# [TEXT BLOCK]

MTV Rocks
- Broadcast area: List Albania; Armenia; Austria; Bosnia and Herzegovina; Bulgaria; Croatia; Czech Republic; Denmark; Estonia; Finland; France; Georgia; Germany; Hungary; Iceland; Israel; Latvia; Lithuania; North Macedonia; Malta; Moldova; Montenegro; Norway; Poland; Romania; Russia; Serbia; Slovakia; Slovenia; Spain; Sweden; Switzerland; Ukraine; Turkey; New Zealand;

Programming
- Language: English
- Picture format: 16:9, 1080i (HDTV)

Ownership
- Owner: ViacomCBS Networks EMEAA

History
- Launched: 27 May 2014; 12 years ago
- Replaced: MTV Rocks (UK & Ireland)
- Closed: 5 October 2020; 5 years ago
- Replaced by: MTV 90s

= MTV Rocks (European TV channel) =

European television channel

MTV Rocks Europe was a European pay television music channel from Viacom International Media Networks Europe that was launched on 27 May 2014, replacing the British version of MTV Rocks in Europe.

== History ==
On 17 November 2015, MTV Rocks Europe was removed from CanalSat.

On 1 October 2017, the European versions of MTV Rocks, MTV Dance and MTV Hits ceased broadcasting in Benelux.

# [SET OF TASKS]
(A) Return the part of the MTV Rocks text from "MTV Rocks Europe was a" up to and including "Rocks in Europe.".
(B) Resume the MTV Rocks text, starting right after its last sentence.
The material after this point is separate from the MTV Rocks text.

# [Dataset items]
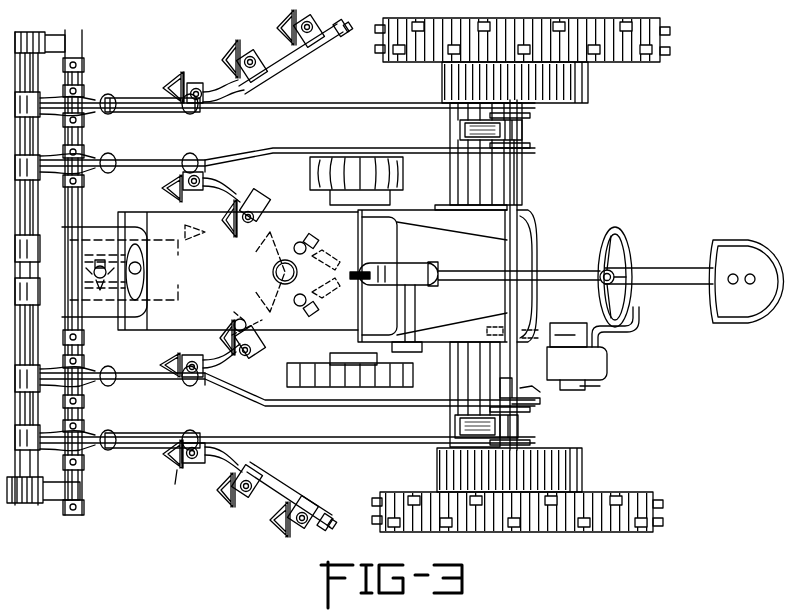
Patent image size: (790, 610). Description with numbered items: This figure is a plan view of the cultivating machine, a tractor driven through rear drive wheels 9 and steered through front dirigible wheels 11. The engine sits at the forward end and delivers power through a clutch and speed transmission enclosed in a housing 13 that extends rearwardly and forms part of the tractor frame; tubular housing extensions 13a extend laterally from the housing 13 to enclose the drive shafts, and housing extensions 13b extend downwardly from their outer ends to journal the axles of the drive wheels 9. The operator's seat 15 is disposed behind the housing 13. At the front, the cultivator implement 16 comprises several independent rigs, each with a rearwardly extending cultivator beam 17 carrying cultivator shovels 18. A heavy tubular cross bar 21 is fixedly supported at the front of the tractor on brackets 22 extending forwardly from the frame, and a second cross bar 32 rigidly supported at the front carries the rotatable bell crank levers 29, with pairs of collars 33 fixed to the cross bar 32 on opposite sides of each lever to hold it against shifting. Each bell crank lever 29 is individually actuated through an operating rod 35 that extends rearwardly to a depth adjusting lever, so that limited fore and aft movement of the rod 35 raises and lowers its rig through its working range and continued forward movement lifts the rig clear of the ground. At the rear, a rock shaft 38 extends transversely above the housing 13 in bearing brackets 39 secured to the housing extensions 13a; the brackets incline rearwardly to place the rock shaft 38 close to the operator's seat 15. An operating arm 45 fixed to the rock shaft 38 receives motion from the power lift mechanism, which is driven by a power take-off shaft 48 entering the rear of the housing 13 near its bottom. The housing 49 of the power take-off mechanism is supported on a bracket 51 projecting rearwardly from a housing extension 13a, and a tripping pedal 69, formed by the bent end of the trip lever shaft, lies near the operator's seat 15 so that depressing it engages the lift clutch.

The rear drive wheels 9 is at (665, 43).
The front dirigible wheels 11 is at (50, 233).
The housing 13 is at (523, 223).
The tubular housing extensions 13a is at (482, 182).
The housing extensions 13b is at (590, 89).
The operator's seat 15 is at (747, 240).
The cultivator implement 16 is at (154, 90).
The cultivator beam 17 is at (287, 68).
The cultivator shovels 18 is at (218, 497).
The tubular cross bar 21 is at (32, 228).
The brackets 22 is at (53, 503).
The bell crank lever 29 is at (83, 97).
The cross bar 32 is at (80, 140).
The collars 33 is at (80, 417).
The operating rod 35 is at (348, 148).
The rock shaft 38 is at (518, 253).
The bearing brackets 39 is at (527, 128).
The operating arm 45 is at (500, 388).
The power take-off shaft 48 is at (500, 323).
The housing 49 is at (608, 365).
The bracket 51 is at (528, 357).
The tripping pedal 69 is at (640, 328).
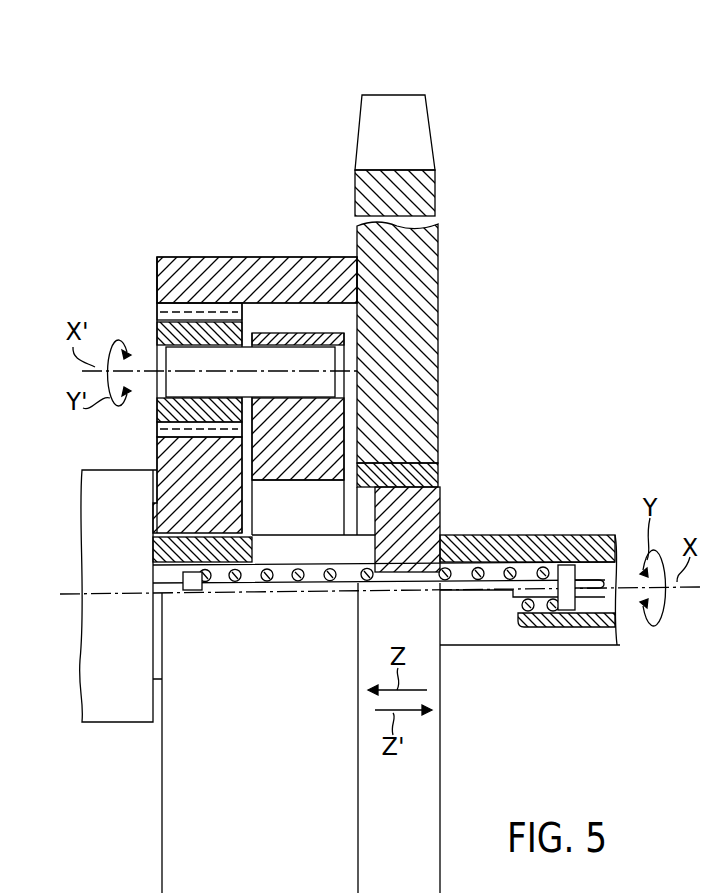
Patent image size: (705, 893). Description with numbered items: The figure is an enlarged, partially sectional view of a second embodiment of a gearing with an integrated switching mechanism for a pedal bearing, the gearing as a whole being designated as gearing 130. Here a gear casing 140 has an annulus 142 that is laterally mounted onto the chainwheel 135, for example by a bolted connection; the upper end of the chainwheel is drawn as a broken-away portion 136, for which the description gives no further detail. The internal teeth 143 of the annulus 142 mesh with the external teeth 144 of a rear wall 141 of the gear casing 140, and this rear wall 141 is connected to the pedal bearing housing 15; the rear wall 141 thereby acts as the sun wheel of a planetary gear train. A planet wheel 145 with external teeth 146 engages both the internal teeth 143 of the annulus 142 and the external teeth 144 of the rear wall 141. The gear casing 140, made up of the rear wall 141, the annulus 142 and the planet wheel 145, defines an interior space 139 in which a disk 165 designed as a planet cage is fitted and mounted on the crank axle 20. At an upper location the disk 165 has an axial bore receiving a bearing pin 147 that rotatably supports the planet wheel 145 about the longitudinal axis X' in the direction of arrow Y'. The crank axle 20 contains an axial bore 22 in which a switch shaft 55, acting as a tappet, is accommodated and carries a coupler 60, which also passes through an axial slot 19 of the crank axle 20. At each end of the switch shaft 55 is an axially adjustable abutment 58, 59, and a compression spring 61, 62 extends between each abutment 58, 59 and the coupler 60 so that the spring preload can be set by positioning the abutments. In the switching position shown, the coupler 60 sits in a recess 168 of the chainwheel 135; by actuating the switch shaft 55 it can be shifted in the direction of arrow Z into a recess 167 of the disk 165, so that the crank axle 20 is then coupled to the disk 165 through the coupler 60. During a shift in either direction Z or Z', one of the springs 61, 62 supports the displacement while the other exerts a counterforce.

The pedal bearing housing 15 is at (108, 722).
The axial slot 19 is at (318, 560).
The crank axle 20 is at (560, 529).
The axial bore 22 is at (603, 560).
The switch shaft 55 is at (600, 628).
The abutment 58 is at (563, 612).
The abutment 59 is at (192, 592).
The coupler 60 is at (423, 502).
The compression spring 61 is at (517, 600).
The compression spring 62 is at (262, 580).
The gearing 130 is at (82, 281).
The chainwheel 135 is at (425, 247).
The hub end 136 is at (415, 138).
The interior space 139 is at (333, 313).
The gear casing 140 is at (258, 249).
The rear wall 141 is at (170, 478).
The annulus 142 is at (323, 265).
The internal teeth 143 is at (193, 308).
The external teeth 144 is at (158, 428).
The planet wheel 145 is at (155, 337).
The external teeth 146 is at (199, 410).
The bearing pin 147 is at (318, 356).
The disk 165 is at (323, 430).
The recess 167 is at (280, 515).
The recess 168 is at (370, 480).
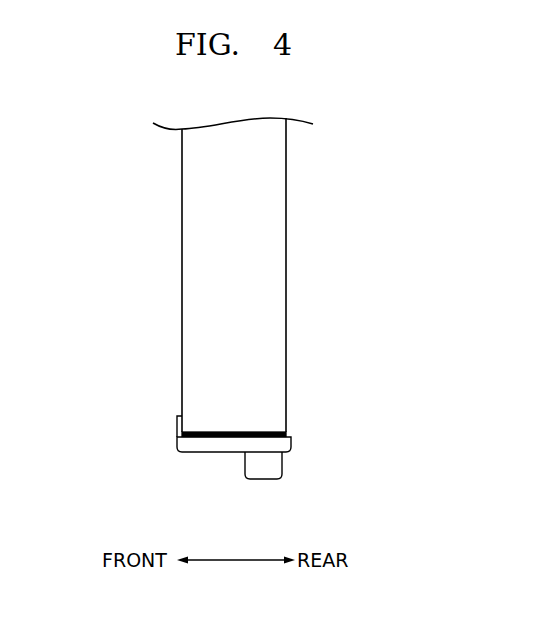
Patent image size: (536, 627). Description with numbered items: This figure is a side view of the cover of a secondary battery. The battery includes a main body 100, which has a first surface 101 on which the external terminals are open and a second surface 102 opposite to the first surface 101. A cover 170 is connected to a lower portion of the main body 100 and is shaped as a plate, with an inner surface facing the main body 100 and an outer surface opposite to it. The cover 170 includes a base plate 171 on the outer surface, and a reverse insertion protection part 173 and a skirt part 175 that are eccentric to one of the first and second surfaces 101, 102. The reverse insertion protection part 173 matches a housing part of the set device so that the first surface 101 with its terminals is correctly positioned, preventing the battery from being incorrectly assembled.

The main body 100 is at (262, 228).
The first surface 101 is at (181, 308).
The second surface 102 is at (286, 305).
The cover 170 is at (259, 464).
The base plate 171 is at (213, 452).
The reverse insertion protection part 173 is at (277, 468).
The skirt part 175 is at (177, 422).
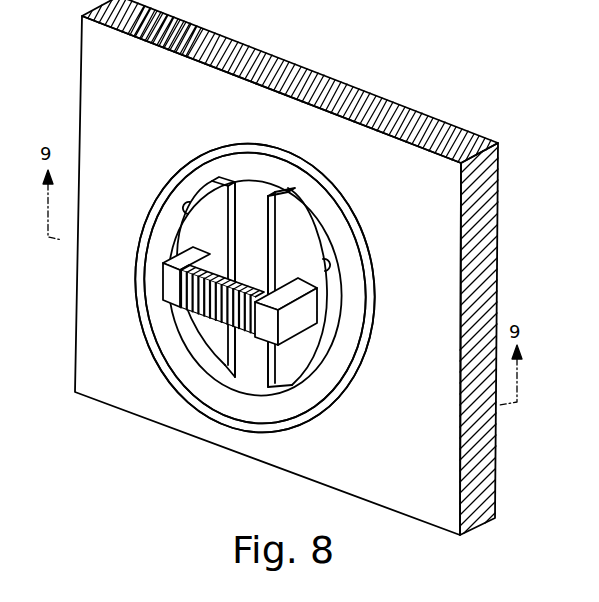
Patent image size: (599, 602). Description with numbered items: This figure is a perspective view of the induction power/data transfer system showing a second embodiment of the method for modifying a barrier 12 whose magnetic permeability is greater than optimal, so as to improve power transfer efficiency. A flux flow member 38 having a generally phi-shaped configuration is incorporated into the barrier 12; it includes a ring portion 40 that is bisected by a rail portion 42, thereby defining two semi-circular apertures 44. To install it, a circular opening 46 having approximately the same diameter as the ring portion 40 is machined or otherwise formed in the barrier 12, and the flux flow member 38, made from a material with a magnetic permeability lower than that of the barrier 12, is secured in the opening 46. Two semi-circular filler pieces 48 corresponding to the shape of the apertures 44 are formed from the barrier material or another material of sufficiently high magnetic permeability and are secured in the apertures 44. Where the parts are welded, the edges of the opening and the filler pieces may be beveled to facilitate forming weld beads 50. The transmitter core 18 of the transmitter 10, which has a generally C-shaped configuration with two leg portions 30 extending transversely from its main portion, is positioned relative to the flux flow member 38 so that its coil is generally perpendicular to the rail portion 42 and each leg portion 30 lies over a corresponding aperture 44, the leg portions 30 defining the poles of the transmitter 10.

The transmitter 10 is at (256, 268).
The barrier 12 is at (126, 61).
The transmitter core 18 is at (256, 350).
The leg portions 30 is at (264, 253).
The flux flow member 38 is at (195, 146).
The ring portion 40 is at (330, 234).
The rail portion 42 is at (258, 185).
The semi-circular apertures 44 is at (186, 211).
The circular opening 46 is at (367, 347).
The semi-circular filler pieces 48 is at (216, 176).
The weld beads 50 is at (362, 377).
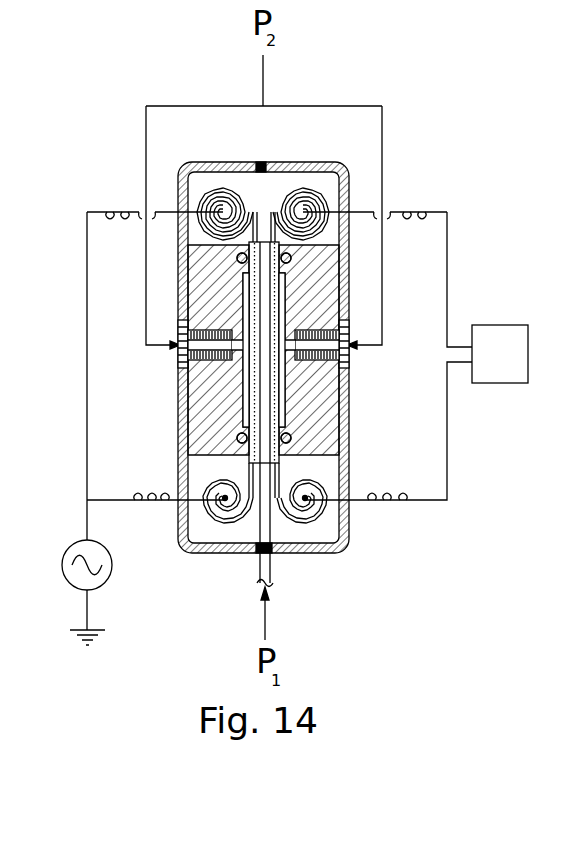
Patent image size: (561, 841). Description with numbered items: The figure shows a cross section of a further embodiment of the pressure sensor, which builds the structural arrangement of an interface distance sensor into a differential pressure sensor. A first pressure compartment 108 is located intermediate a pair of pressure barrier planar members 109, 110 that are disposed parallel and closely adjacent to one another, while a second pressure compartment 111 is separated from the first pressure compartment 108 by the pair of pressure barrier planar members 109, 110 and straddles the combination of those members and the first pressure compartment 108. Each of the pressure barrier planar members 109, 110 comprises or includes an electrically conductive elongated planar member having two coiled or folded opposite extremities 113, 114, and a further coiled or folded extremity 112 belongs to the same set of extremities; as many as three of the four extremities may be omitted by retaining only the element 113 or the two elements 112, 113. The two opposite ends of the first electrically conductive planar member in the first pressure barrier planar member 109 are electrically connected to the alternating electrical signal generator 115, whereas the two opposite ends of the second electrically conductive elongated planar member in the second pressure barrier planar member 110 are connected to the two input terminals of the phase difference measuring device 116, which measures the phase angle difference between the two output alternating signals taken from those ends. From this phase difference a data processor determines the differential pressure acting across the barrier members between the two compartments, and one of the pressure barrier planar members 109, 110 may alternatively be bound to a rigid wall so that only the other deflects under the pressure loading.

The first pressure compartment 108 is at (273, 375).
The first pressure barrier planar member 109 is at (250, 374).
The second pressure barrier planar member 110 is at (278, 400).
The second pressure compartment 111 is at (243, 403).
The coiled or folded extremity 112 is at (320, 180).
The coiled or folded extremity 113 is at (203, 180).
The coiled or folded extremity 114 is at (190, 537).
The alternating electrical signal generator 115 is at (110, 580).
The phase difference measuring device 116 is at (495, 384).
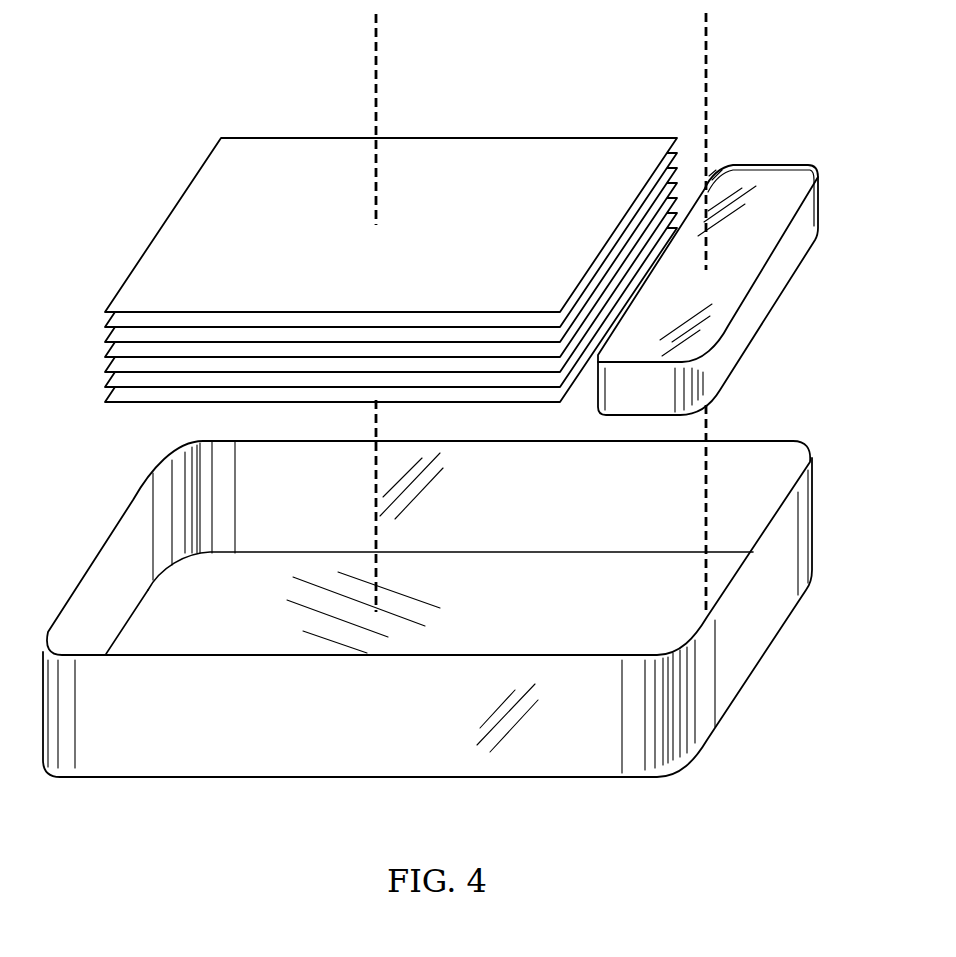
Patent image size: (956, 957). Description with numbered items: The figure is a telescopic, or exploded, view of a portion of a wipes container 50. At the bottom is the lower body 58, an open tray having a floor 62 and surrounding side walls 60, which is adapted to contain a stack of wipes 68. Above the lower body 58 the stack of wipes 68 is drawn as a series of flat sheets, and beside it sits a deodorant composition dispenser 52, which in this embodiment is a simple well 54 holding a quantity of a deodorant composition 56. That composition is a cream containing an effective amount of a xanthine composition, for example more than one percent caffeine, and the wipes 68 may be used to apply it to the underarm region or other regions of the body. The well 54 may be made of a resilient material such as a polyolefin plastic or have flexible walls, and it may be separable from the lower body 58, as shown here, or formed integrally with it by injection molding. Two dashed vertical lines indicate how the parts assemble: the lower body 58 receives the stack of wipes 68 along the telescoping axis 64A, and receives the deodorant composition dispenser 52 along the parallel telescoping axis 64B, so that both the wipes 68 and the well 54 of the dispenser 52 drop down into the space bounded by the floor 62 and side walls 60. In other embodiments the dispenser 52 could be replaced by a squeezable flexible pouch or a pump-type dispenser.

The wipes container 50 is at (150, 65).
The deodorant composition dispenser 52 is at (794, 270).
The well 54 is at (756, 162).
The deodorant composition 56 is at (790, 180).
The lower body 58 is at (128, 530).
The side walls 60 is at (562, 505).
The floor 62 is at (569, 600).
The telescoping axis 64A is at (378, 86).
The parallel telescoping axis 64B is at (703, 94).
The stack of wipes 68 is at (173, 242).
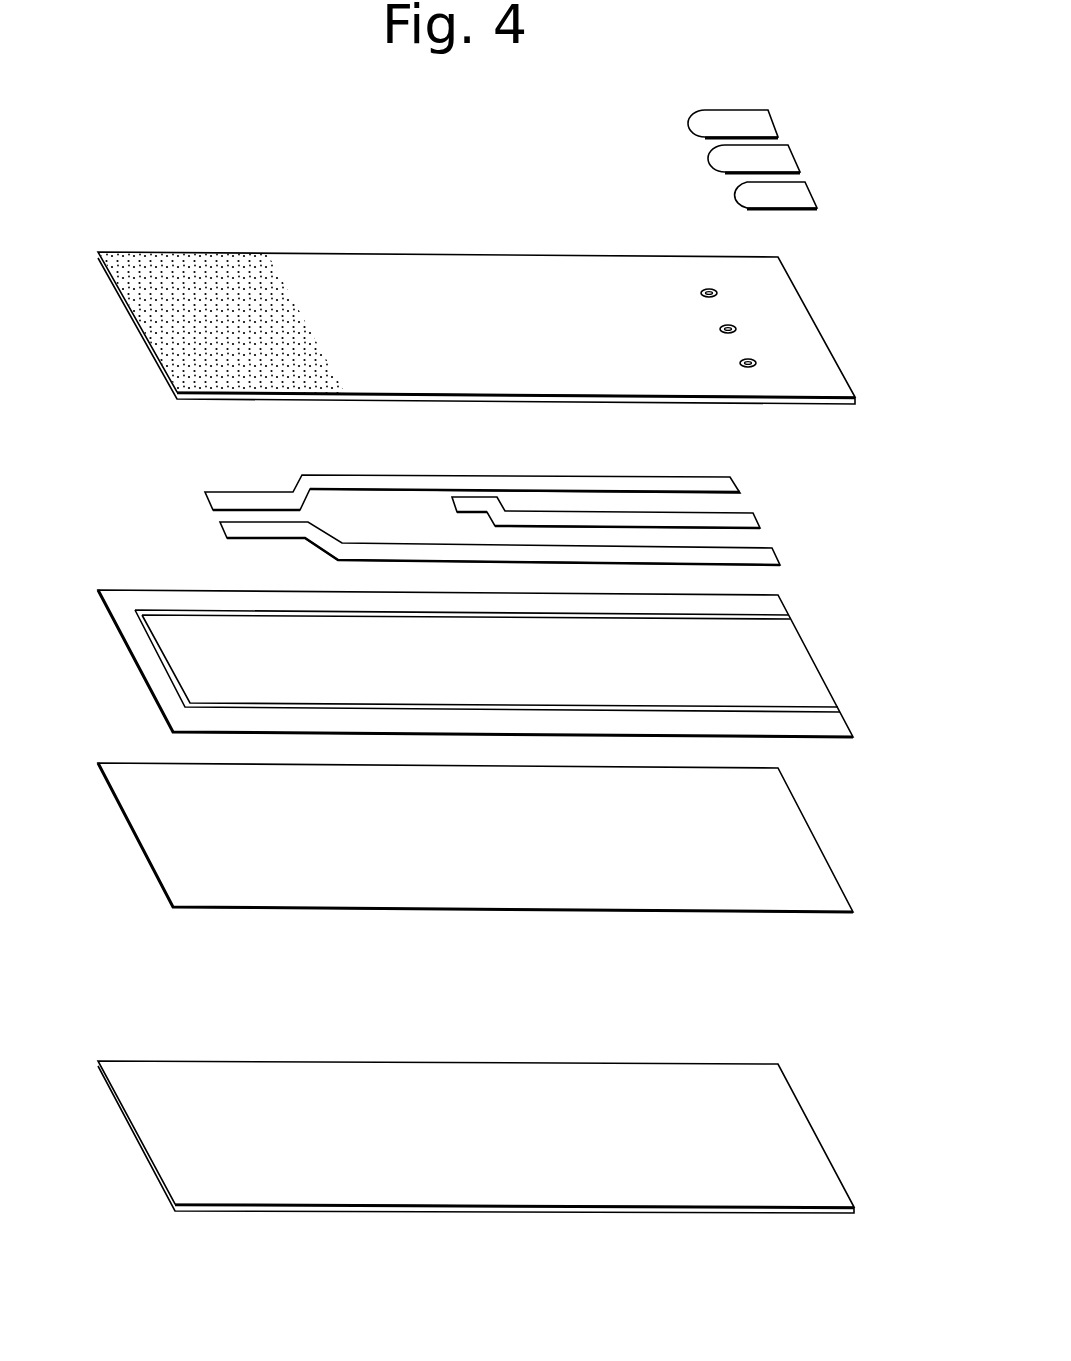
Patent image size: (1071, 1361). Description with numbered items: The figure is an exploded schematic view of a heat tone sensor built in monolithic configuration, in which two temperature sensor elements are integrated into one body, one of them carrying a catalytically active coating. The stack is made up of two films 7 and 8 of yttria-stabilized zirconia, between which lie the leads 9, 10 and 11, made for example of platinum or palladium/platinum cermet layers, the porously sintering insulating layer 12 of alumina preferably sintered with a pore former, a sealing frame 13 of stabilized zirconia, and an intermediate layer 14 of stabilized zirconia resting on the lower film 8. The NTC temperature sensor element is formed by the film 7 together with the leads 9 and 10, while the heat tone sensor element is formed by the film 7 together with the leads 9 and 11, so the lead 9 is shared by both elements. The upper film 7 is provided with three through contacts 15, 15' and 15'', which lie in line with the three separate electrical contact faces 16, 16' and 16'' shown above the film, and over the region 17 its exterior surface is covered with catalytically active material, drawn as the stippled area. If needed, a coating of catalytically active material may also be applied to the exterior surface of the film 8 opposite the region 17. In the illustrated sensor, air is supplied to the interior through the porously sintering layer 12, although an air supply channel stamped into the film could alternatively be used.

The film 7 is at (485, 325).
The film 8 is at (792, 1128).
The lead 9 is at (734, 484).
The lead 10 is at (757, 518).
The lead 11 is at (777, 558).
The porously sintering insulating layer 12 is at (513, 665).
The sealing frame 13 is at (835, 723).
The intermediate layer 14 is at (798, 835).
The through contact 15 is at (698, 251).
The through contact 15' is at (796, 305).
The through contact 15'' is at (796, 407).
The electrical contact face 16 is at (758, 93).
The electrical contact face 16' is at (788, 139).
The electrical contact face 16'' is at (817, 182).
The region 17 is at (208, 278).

# [REPLIES]
(A)
MTV Rocks Europe was a European pay television music channel from Viacom International Media Networks Europe that was launched on 27 May 2014, replacing the British version of MTV Rocks in Europe.

(B)
On 4 October 2018, the channel was removed from Numericable along with MTV Dance Europe following the launch of Comedy Central France.

In 2019, the channel disappeared in Portugal.

On 2 May 2020, it was removed from Sky Italia.

The channel closed along with VH1 Classic Europe in October 2020 and was replaced by MTV 90s, after its British equivalent had closed three months earlier. MTV 90s was first launched on 27 May 2016 in the UK and Ireland as a temporary rebranding of MTV Classic UK until 24 June 2016.

The last video to be broadcast on MTV Rocks Europe was "Bullet Holes" by Bush.

==Programmes==
- 100% Anthems
- Biggest! Hottest! Loudest!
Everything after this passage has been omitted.